- **REQUEST**:
Keep only those lines of the records that include the string "name".

- **Items from a data source**:
● ● ●

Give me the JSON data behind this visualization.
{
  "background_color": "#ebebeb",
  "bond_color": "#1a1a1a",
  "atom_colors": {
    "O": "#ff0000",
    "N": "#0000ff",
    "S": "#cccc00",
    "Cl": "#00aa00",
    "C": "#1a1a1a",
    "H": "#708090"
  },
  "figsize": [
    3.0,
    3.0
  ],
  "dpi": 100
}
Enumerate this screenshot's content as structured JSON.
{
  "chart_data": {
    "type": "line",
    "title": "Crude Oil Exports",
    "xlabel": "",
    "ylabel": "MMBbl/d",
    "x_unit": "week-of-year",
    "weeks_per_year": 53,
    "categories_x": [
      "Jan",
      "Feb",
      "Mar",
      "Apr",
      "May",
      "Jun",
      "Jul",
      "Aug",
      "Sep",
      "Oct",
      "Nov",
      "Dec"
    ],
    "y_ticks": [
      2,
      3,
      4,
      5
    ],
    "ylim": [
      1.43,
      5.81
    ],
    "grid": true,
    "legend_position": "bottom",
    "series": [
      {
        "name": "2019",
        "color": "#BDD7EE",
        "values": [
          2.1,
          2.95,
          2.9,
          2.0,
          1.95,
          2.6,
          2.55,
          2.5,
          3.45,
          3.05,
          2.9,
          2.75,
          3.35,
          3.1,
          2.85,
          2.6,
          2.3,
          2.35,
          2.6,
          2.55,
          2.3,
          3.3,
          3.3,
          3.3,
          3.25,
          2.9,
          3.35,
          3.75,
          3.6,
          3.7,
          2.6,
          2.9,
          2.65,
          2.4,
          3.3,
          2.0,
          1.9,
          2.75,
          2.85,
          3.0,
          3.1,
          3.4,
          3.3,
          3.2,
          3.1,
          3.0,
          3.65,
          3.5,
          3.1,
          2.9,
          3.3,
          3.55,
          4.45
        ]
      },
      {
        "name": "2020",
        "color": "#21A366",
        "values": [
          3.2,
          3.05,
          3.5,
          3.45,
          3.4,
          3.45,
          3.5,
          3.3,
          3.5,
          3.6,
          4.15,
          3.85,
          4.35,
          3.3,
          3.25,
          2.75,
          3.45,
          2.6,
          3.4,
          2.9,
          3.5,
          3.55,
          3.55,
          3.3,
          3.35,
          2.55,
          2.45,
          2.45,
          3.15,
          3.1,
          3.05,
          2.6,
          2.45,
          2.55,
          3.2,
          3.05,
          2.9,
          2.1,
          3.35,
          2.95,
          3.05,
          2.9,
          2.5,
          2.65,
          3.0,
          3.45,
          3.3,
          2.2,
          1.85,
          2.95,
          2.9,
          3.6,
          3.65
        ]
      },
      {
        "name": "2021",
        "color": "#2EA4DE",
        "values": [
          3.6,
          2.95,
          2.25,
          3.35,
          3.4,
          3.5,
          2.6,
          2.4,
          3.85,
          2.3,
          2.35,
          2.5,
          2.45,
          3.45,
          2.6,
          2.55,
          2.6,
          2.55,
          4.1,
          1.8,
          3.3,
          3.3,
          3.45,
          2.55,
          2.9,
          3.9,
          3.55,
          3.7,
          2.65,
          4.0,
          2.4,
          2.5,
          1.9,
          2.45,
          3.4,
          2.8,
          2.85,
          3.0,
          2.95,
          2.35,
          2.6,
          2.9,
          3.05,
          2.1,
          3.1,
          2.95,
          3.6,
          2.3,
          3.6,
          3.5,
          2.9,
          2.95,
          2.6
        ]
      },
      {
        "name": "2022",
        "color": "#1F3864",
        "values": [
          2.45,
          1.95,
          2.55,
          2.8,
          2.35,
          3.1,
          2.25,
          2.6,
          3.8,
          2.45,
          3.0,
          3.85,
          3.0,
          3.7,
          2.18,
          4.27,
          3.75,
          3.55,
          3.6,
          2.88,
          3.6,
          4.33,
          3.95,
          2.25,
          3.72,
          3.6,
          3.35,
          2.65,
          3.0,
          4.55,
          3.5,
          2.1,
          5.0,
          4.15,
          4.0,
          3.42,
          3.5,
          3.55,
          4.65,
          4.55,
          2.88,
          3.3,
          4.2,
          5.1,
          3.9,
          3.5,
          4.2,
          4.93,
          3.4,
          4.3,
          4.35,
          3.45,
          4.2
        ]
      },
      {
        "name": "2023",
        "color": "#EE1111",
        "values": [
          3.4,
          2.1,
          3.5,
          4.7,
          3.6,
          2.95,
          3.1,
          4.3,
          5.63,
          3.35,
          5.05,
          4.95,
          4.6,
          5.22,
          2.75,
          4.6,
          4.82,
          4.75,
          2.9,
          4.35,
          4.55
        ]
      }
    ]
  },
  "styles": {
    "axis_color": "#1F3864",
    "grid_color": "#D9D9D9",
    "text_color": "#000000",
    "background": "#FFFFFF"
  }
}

● ● ●

- **CORRECT RESPONSE**:
        "name": "2019",
        "name": "2020",
        "name": "2021",
        "name": "2022",
        "name": "2023",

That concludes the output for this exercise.